Raw data —
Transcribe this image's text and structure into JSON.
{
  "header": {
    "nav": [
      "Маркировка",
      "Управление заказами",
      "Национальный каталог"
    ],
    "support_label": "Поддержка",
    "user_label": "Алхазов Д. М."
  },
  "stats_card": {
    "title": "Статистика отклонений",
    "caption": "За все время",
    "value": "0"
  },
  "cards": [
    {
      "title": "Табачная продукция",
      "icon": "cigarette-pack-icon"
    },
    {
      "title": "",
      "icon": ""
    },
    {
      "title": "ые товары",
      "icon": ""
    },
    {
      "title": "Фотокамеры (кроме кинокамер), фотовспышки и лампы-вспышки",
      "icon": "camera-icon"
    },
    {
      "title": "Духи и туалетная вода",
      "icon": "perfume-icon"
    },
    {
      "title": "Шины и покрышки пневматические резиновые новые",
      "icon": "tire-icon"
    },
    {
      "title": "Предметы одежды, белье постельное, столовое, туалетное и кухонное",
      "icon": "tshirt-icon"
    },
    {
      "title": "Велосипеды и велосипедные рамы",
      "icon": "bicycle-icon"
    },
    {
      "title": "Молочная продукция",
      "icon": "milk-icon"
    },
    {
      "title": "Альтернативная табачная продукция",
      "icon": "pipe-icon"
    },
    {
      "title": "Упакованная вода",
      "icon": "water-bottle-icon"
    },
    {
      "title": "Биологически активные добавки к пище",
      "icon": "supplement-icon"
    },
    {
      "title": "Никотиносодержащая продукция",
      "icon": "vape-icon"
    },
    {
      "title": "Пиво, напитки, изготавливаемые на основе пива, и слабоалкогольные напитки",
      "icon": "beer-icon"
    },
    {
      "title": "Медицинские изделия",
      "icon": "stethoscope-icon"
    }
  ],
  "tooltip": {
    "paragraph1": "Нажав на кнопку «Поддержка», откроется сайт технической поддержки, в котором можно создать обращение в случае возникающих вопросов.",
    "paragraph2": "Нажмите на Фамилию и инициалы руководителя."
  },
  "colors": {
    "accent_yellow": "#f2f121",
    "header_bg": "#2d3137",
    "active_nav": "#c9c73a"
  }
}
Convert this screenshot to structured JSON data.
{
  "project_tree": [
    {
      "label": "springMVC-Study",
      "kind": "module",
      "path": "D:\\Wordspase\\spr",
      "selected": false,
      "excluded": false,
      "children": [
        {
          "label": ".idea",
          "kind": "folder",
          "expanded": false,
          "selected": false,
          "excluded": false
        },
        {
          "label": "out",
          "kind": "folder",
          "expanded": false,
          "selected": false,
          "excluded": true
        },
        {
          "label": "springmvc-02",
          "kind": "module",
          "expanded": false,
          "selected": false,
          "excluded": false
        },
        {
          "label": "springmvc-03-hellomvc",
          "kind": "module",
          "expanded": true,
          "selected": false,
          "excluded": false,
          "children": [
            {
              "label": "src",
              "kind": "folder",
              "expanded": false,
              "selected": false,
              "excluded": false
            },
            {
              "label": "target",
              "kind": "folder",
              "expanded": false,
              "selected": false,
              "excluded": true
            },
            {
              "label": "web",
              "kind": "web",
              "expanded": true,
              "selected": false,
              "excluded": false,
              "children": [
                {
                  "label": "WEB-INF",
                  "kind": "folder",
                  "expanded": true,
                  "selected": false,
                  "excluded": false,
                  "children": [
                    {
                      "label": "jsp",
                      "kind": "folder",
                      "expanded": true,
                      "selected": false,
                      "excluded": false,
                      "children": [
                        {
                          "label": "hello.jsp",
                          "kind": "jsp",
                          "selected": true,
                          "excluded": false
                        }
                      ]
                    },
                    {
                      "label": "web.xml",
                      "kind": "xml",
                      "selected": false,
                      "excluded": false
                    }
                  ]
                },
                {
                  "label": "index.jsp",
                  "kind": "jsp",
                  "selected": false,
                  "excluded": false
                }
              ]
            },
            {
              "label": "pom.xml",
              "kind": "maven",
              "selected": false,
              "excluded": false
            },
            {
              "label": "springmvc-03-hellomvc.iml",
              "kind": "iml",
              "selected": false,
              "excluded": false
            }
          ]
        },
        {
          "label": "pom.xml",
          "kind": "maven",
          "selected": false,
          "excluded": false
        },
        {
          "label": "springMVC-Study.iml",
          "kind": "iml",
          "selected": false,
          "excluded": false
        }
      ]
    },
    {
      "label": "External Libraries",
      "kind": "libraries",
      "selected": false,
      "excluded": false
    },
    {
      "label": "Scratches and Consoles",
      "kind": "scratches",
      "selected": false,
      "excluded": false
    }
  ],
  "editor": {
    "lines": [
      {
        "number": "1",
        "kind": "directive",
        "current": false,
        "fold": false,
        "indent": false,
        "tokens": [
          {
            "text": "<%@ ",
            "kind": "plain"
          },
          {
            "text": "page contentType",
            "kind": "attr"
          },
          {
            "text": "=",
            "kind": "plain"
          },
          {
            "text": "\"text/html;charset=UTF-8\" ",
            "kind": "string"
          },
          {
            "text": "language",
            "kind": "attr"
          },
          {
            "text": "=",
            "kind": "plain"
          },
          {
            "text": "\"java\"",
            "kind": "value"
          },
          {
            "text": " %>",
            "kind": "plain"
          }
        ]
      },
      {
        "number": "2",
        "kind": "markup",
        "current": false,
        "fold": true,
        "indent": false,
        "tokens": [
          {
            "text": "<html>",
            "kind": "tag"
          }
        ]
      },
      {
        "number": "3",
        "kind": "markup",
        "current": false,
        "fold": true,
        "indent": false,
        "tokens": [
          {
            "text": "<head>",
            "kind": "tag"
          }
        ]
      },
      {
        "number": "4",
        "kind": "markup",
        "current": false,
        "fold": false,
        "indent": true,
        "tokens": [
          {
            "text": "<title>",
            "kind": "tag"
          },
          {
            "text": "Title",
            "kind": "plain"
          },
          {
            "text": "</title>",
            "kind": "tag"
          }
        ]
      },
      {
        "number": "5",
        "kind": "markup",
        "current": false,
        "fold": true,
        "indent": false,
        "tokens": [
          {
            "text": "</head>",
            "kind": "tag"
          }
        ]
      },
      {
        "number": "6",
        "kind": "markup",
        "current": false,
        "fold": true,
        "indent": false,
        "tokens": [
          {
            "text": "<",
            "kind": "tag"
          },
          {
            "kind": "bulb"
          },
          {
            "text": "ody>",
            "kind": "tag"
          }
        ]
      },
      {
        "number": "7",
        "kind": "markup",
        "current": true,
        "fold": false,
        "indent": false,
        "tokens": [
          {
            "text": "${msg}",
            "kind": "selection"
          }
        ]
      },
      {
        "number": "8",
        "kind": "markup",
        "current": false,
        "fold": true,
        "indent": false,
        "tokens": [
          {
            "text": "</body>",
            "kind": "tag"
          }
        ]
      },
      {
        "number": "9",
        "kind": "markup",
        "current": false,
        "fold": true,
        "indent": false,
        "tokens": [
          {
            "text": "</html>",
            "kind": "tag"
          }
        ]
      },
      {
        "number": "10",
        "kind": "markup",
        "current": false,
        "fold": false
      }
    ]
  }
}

Prompt — Once more, set down the full listing, verbatim.

Solution to this task —
Transcribe this image's text and structure into JSON.
{
  "header": {
    "nav": [
      "Маркировка",
      "Управление заказами",
      "Национальный каталог"
    ],
    "support_label": "Поддержка",
    "user_label": "Алхазов Д. М."
  },
  "stats_card": {
    "title": "Статистика отклонений",
    "caption": "За все время",
    "value": "0"
  },
  "cards": [
    {
      "title": "Табачная продукция",
      "icon": "cigarette-pack-icon"
    },
    {
      "title": "",
      "icon": ""
    },
    {
      "title": "ые товары",
      "icon": ""
    },
    {
      "title": "Фотокамеры (кроме кинокамер), фотовспышки и лампы-вспышки",
      "icon": "camera-icon"
    },
    {
      "title": "Духи и туалетная вода",
      "icon": "perfume-icon"
    },
    {
      "title": "Шины и покрышки пневматические резиновые новые",
      "icon": "tire-icon"
    },
    {
      "title": "Предметы одежды, белье постельное, столовое, туалетное и кухонное",
      "icon": "tshirt-icon"
    },
    {
      "title": "Велосипеды и велосипедные рамы",
      "icon": "bicycle-icon"
    },
    {
      "title": "Молочная продукция",
      "icon": "milk-icon"
    },
    {
      "title": "Альтернативная табачная продукция",
      "icon": "pipe-icon"
    },
    {
      "title": "Упакованная вода",
      "icon": "water-bottle-icon"
    },
    {
      "title": "Биологически активные добавки к пище",
      "icon": "supplement-icon"
    },
    {
      "title": "Никотиносодержащая продукция",
      "icon": "vape-icon"
    },
    {
      "title": "Пиво, напитки, изготавливаемые на основе пива, и слабоалкогольные напитки",
      "icon": "beer-icon"
    },
    {
      "title": "Медицинские изделия",
      "icon": "stethoscope-icon"
    }
  ],
  "tooltip": {
    "paragraph1": "Нажав на кнопку «Поддержка», откроется сайт технической поддержки, в котором можно создать обращение в случае возникающих вопросов.",
    "paragraph2": "Нажмите на Фамилию и инициалы руководителя."
  },
  "colors": {
    "accent_yellow": "#f2f121",
    "header_bg": "#2d3137",
    "active_nav": "#c9c73a"
  }
}
Convert this screenshot to structured JSON data.
{
  "project_tree": [
    {
      "label": "springMVC-Study",
      "kind": "module",
      "path": "D:\\Wordspase\\spr",
      "selected": false,
      "excluded": false,
      "children": [
        {
          "label": ".idea",
          "kind": "folder",
          "expanded": false,
          "selected": false,
          "excluded": false
        },
        {
          "label": "out",
          "kind": "folder",
          "expanded": false,
          "selected": false,
          "excluded": true
        },
        {
          "label": "springmvc-02",
          "kind": "module",
          "expanded": false,
          "selected": false,
          "excluded": false
        },
        {
          "label": "springmvc-03-hellomvc",
          "kind": "module",
          "expanded": true,
          "selected": false,
          "excluded": false,
          "children": [
            {
              "label": "src",
              "kind": "folder",
              "expanded": false,
              "selected": false,
              "excluded": false
            },
            {
              "label": "target",
              "kind": "folder",
              "expanded": false,
              "selected": false,
              "excluded": true
            },
            {
              "label": "web",
              "kind": "web",
              "expanded": true,
              "selected": false,
              "excluded": false,
              "children": [
                {
                  "label": "WEB-INF",
                  "kind": "folder",
                  "expanded": true,
                  "selected": false,
                  "excluded": false,
                  "children": [
                    {
                      "label": "jsp",
                      "kind": "folder",
                      "expanded": true,
                      "selected": false,
                      "excluded": false,
                      "children": [
                        {
                          "label": "hello.jsp",
                          "kind": "jsp",
                          "selected": true,
                          "excluded": false
                        }
                      ]
                    },
                    {
                      "label": "web.xml",
                      "kind": "xml",
                      "selected": false,
                      "excluded": false
                    }
                  ]
                },
                {
                  "label": "index.jsp",
                  "kind": "jsp",
                  "selected": false,
                  "excluded": false
                }
              ]
            },
            {
              "label": "pom.xml",
              "kind": "maven",
              "selected": false,
              "excluded": false
            },
            {
              "label": "springmvc-03-hellomvc.iml",
              "kind": "iml",
              "selected": false,
              "excluded": false
            }
          ]
        },
        {
          "label": "pom.xml",
          "kind": "maven",
          "selected": false,
          "excluded": false
        },
        {
          "label": "springMVC-Study.iml",
          "kind": "iml",
          "selected": false,
          "excluded": false
        }
      ]
    },
    {
      "label": "External Libraries",
      "kind": "libraries",
      "selected": false,
      "excluded": false
    },
    {
      "label": "Scratches and Consoles",
      "kind": "scratches",
      "selected": false,
      "excluded": false
    }
  ],
  "editor": {
    "lines": [
      {
        "number": "1",
        "kind": "directive",
        "current": false,
        "fold": false,
        "indent": false,
        "tokens": [
          {
            "text": "<%@ ",
            "kind": "plain"
          },
          {
            "text": "page contentType",
            "kind": "attr"
          },
          {
            "text": "=",
            "kind": "plain"
          },
          {
            "text": "\"text/html;charset=UTF-8\" ",
            "kind": "string"
          },
          {
            "text": "language",
            "kind": "attr"
          },
          {
            "text": "=",
            "kind": "plain"
          },
          {
            "text": "\"java\"",
            "kind": "value"
          },
          {
            "text": " %>",
            "kind": "plain"
          }
        ]
      },
      {
        "number": "2",
        "kind": "markup",
        "current": false,
        "fold": true,
        "indent": false,
        "tokens": [
          {
            "text": "<html>",
            "kind": "tag"
          }
        ]
      },
      {
        "number": "3",
        "kind": "markup",
        "current": false,
        "fold": true,
        "indent": false,
        "tokens": [
          {
            "text": "<head>",
            "kind": "tag"
          }
        ]
      },
      {
        "number": "4",
        "kind": "markup",
        "current": false,
        "fold": false,
        "indent": true,
        "tokens": [
          {
            "text": "<title>",
            "kind": "tag"
          },
          {
            "text": "Title",
            "kind": "plain"
          },
          {
            "text": "</title>",
            "kind": "tag"
          }
        ]
      },
      {
        "number": "5",
        "kind": "markup",
        "current": false,
        "fold": true,
        "indent": false,
        "tokens": [
          {
            "text": "</head>",
            "kind": "tag"
          }
        ]
      },
      {
        "number": "6",
        "kind": "markup",
        "current": false,
        "fold": true,
        "indent": false,
        "tokens": [
          {
            "text": "<",
            "kind": "tag"
          },
          {
            "kind": "bulb"
          },
          {
            "text": "ody>",
            "kind": "tag"
          }
        ]
      },
      {
        "number": "7",
        "kind": "markup",
        "current": true,
        "fold": false,
        "indent": false,
        "tokens": [
          {
            "text": "${msg}",
            "kind": "selection"
          }
        ]
      },
      {
        "number": "8",
        "kind": "markup",
        "current": false,
        "fold": true,
        "indent": false,
        "tokens": [
          {
            "text": "</body>",
            "kind": "tag"
          }
        ]
      },
      {
        "number": "9",
        "kind": "markup",
        "current": false,
        "fold": true,
        "indent": false,
        "tokens": [
          {
            "text": "</html>",
            "kind": "tag"
          }
        ]
      },
      {
        "number": "10",
        "kind": "markup",
        "current": false,
        "fold": false
      }
    ]
  }
}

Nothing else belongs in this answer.